====== INPUT RECORDS ======

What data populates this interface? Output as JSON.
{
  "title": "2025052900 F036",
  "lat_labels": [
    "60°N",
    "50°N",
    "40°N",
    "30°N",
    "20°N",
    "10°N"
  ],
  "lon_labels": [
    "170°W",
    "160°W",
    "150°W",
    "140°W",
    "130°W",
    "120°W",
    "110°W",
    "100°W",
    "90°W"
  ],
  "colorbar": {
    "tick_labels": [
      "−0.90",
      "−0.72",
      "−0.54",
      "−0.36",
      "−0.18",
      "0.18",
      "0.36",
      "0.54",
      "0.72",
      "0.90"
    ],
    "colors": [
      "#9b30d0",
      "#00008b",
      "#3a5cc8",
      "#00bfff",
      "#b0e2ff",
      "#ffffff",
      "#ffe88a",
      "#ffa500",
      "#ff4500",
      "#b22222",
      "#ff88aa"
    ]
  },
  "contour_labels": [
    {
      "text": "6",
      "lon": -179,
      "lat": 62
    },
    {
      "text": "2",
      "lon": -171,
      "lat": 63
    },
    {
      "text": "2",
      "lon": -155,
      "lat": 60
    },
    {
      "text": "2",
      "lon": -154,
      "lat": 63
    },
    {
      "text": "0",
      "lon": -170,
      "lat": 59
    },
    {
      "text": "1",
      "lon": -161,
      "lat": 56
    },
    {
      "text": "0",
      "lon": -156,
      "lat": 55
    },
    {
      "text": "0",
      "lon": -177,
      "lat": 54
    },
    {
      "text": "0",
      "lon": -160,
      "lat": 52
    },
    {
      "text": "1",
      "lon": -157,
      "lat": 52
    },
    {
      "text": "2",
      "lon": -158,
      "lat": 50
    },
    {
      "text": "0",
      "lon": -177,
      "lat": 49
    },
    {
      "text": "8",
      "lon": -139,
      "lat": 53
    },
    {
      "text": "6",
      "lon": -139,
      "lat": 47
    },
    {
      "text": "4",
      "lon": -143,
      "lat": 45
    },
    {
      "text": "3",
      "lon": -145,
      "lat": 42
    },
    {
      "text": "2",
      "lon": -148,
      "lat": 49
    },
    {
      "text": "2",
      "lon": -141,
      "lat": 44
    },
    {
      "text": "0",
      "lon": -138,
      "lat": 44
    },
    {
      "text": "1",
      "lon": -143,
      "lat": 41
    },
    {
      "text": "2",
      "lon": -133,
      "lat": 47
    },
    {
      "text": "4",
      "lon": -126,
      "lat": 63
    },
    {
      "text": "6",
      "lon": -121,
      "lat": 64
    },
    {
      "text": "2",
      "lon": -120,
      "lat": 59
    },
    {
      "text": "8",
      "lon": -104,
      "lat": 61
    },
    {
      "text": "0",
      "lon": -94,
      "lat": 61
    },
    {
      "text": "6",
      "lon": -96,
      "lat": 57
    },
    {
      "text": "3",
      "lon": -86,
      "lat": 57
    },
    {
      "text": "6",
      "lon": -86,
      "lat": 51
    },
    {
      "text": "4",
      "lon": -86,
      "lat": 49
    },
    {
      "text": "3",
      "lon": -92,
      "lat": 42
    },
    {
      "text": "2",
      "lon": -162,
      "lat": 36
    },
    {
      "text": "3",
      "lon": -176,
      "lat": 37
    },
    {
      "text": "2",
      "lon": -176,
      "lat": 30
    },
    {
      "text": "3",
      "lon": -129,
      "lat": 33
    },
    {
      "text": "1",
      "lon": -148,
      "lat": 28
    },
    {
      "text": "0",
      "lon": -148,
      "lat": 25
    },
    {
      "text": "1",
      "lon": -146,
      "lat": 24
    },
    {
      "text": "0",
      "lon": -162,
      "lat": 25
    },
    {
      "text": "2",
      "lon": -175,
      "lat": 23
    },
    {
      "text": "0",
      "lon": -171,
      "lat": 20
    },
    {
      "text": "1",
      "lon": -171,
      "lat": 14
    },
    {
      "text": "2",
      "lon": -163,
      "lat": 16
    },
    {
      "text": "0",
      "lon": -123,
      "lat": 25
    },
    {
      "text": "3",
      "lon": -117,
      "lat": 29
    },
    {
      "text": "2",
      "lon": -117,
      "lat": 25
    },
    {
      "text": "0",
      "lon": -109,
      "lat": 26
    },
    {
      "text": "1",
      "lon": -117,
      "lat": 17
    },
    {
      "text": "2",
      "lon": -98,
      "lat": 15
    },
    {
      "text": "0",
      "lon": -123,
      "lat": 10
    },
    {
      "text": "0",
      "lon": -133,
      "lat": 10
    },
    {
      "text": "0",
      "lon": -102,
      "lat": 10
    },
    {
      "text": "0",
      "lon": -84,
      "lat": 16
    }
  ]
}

======

→ SHORT EXERCISE: Write down all the entries again without a single difference.

→ ANSWER TO THE PROBLEM:
What data populates this interface? Output as JSON.
{
  "title": "2025052900 F036",
  "lat_labels": [
    "60°N",
    "50°N",
    "40°N",
    "30°N",
    "20°N",
    "10°N"
  ],
  "lon_labels": [
    "170°W",
    "160°W",
    "150°W",
    "140°W",
    "130°W",
    "120°W",
    "110°W",
    "100°W",
    "90°W"
  ],
  "colorbar": {
    "tick_labels": [
      "−0.90",
      "−0.72",
      "−0.54",
      "−0.36",
      "−0.18",
      "0.18",
      "0.36",
      "0.54",
      "0.72",
      "0.90"
    ],
    "colors": [
      "#9b30d0",
      "#00008b",
      "#3a5cc8",
      "#00bfff",
      "#b0e2ff",
      "#ffffff",
      "#ffe88a",
      "#ffa500",
      "#ff4500",
      "#b22222",
      "#ff88aa"
    ]
  },
  "contour_labels": [
    {
      "text": "6",
      "lon": -179,
      "lat": 62
    },
    {
      "text": "2",
      "lon": -171,
      "lat": 63
    },
    {
      "text": "2",
      "lon": -155,
      "lat": 60
    },
    {
      "text": "2",
      "lon": -154,
      "lat": 63
    },
    {
      "text": "0",
      "lon": -170,
      "lat": 59
    },
    {
      "text": "1",
      "lon": -161,
      "lat": 56
    },
    {
      "text": "0",
      "lon": -156,
      "lat": 55
    },
    {
      "text": "0",
      "lon": -177,
      "lat": 54
    },
    {
      "text": "0",
      "lon": -160,
      "lat": 52
    },
    {
      "text": "1",
      "lon": -157,
      "lat": 52
    },
    {
      "text": "2",
      "lon": -158,
      "lat": 50
    },
    {
      "text": "0",
      "lon": -177,
      "lat": 49
    },
    {
      "text": "8",
      "lon": -139,
      "lat": 53
    },
    {
      "text": "6",
      "lon": -139,
      "lat": 47
    },
    {
      "text": "4",
      "lon": -143,
      "lat": 45
    },
    {
      "text": "3",
      "lon": -145,
      "lat": 42
    },
    {
      "text": "2",
      "lon": -148,
      "lat": 49
    },
    {
      "text": "2",
      "lon": -141,
      "lat": 44
    },
    {
      "text": "0",
      "lon": -138,
      "lat": 44
    },
    {
      "text": "1",
      "lon": -143,
      "lat": 41
    },
    {
      "text": "2",
      "lon": -133,
      "lat": 47
    },
    {
      "text": "4",
      "lon": -126,
      "lat": 63
    },
    {
      "text": "6",
      "lon": -121,
      "lat": 64
    },
    {
      "text": "2",
      "lon": -120,
      "lat": 59
    },
    {
      "text": "8",
      "lon": -104,
      "lat": 61
    },
    {
      "text": "0",
      "lon": -94,
      "lat": 61
    },
    {
      "text": "6",
      "lon": -96,
      "lat": 57
    },
    {
      "text": "3",
      "lon": -86,
      "lat": 57
    },
    {
      "text": "6",
      "lon": -86,
      "lat": 51
    },
    {
      "text": "4",
      "lon": -86,
      "lat": 49
    },
    {
      "text": "3",
      "lon": -92,
      "lat": 42
    },
    {
      "text": "2",
      "lon": -162,
      "lat": 36
    },
    {
      "text": "3",
      "lon": -176,
      "lat": 37
    },
    {
      "text": "2",
      "lon": -176,
      "lat": 30
    },
    {
      "text": "3",
      "lon": -129,
      "lat": 33
    },
    {
      "text": "1",
      "lon": -148,
      "lat": 28
    },
    {
      "text": "0",
      "lon": -148,
      "lat": 25
    },
    {
      "text": "1",
      "lon": -146,
      "lat": 24
    },
    {
      "text": "0",
      "lon": -162,
      "lat": 25
    },
    {
      "text": "2",
      "lon": -175,
      "lat": 23
    },
    {
      "text": "0",
      "lon": -171,
      "lat": 20
    },
    {
      "text": "1",
      "lon": -171,
      "lat": 14
    },
    {
      "text": "2",
      "lon": -163,
      "lat": 16
    },
    {
      "text": "0",
      "lon": -123,
      "lat": 25
    },
    {
      "text": "3",
      "lon": -117,
      "lat": 29
    },
    {
      "text": "2",
      "lon": -117,
      "lat": 25
    },
    {
      "text": "0",
      "lon": -109,
      "lat": 26
    },
    {
      "text": "1",
      "lon": -117,
      "lat": 17
    },
    {
      "text": "2",
      "lon": -98,
      "lat": 15
    },
    {
      "text": "0",
      "lon": -123,
      "lat": 10
    },
    {
      "text": "0",
      "lon": -133,
      "lat": 10
    },
    {
      "text": "0",
      "lon": -102,
      "lat": 10
    },
    {
      "text": "0",
      "lon": -84,
      "lat": 16
    }
  ]
}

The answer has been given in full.